* Aim of the task: Reproduce the listing exactly and skip over any pictures.

* Supplied entries:
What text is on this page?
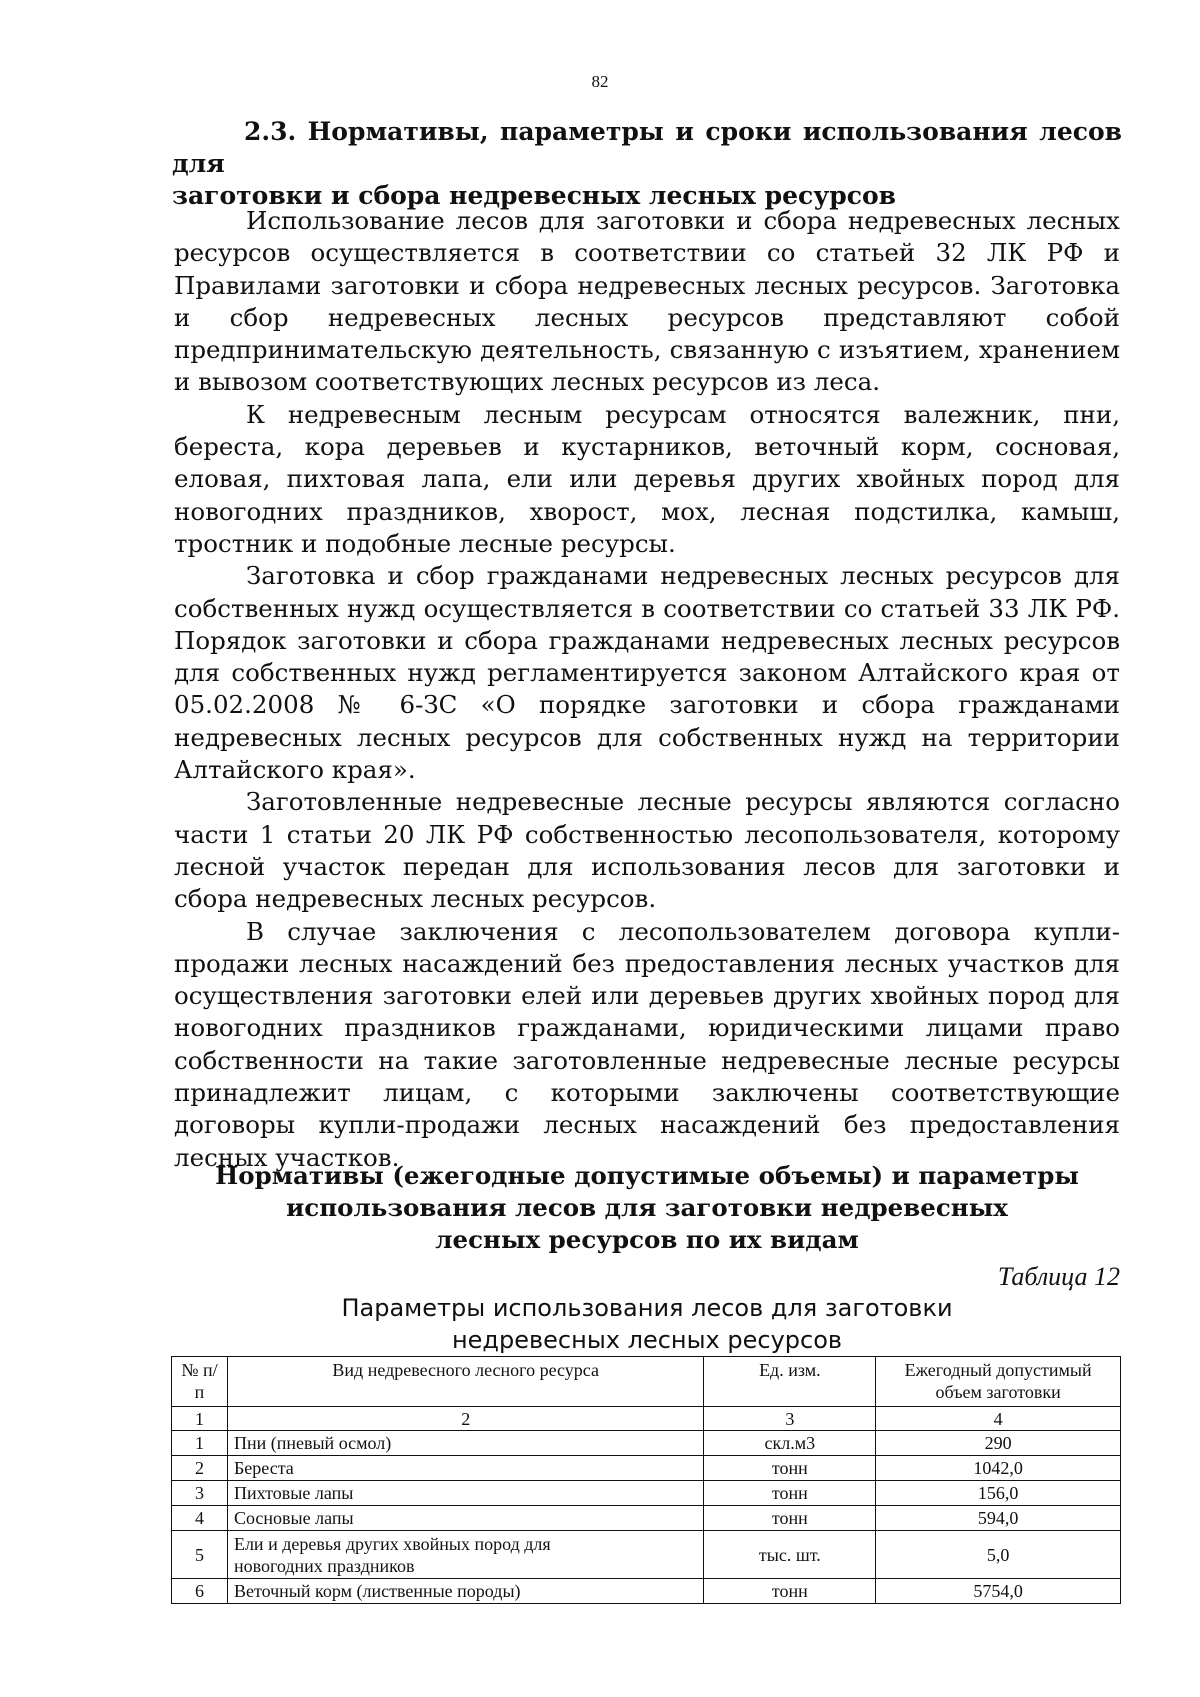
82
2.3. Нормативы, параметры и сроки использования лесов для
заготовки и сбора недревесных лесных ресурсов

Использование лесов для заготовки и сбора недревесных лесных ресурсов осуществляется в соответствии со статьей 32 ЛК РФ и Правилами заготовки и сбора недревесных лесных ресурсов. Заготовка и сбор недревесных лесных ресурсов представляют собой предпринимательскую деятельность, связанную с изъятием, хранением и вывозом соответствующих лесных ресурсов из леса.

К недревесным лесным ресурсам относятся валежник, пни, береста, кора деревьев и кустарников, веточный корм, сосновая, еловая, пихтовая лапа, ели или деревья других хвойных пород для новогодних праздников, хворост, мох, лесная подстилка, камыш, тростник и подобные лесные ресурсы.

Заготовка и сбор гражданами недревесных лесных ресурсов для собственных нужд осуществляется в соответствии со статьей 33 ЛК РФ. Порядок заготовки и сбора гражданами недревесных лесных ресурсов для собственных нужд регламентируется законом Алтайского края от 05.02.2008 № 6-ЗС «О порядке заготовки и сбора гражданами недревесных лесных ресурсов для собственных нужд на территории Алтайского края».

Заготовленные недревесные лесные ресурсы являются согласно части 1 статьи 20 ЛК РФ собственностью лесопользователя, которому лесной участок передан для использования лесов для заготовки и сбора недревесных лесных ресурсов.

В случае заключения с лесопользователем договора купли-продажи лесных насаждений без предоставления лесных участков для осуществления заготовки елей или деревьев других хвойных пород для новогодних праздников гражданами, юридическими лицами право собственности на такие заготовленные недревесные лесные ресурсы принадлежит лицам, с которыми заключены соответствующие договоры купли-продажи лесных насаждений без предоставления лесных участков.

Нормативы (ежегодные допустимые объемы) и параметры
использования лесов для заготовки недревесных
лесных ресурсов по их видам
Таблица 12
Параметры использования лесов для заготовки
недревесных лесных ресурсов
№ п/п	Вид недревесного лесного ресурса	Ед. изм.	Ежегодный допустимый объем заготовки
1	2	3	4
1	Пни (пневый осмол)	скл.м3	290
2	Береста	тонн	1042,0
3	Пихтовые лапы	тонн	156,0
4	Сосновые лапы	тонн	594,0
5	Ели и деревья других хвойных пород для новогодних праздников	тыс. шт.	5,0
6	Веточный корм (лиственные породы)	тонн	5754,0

* Result:
What text is on this page?
82
2.3. Нормативы, параметры и сроки использования лесов для
заготовки и сбора недревесных лесных ресурсов

Использование лесов для заготовки и сбора недревесных лесных ресурсов осуществляется в соответствии со статьей 32 ЛК РФ и Правилами заготовки и сбора недревесных лесных ресурсов. Заготовка и сбор недревесных лесных ресурсов представляют собой предпринимательскую деятельность, связанную с изъятием, хранением и вывозом соответствующих лесных ресурсов из леса.

К недревесным лесным ресурсам относятся валежник, пни, береста, кора деревьев и кустарников, веточный корм, сосновая, еловая, пихтовая лапа, ели или деревья других хвойных пород для новогодних праздников, хворост, мох, лесная подстилка, камыш, тростник и подобные лесные ресурсы.

Заготовка и сбор гражданами недревесных лесных ресурсов для собственных нужд осуществляется в соответствии со статьей 33 ЛК РФ. Порядок заготовки и сбора гражданами недревесных лесных ресурсов для собственных нужд регламентируется законом Алтайского края от 05.02.2008 № 6-ЗС «О порядке заготовки и сбора гражданами недревесных лесных ресурсов для собственных нужд на территории Алтайского края».

Заготовленные недревесные лесные ресурсы являются согласно части 1 статьи 20 ЛК РФ собственностью лесопользователя, которому лесной участок передан для использования лесов для заготовки и сбора недревесных лесных ресурсов.

В случае заключения с лесопользователем договора купли-продажи лесных насаждений без предоставления лесных участков для осуществления заготовки елей или деревьев других хвойных пород для новогодних праздников гражданами, юридическими лицами право собственности на такие заготовленные недревесные лесные ресурсы принадлежит лицам, с которыми заключены соответствующие договоры купли-продажи лесных насаждений без предоставления лесных участков.

Нормативы (ежегодные допустимые объемы) и параметры
использования лесов для заготовки недревесных
лесных ресурсов по их видам
Таблица 12
Параметры использования лесов для заготовки
недревесных лесных ресурсов
№ п/п	Вид недревесного лесного ресурса	Ед. изм.	Ежегодный допустимый объем заготовки
1	2	3	4
1	Пни (пневый осмол)	скл.м3	290
2	Береста	тонн	1042,0
3	Пихтовые лапы	тонн	156,0
4	Сосновые лапы	тонн	594,0
5	Ели и деревья других хвойных пород для новогодних праздников	тыс. шт.	5,0
6	Веточный корм (лиственные породы)	тонн	5754,0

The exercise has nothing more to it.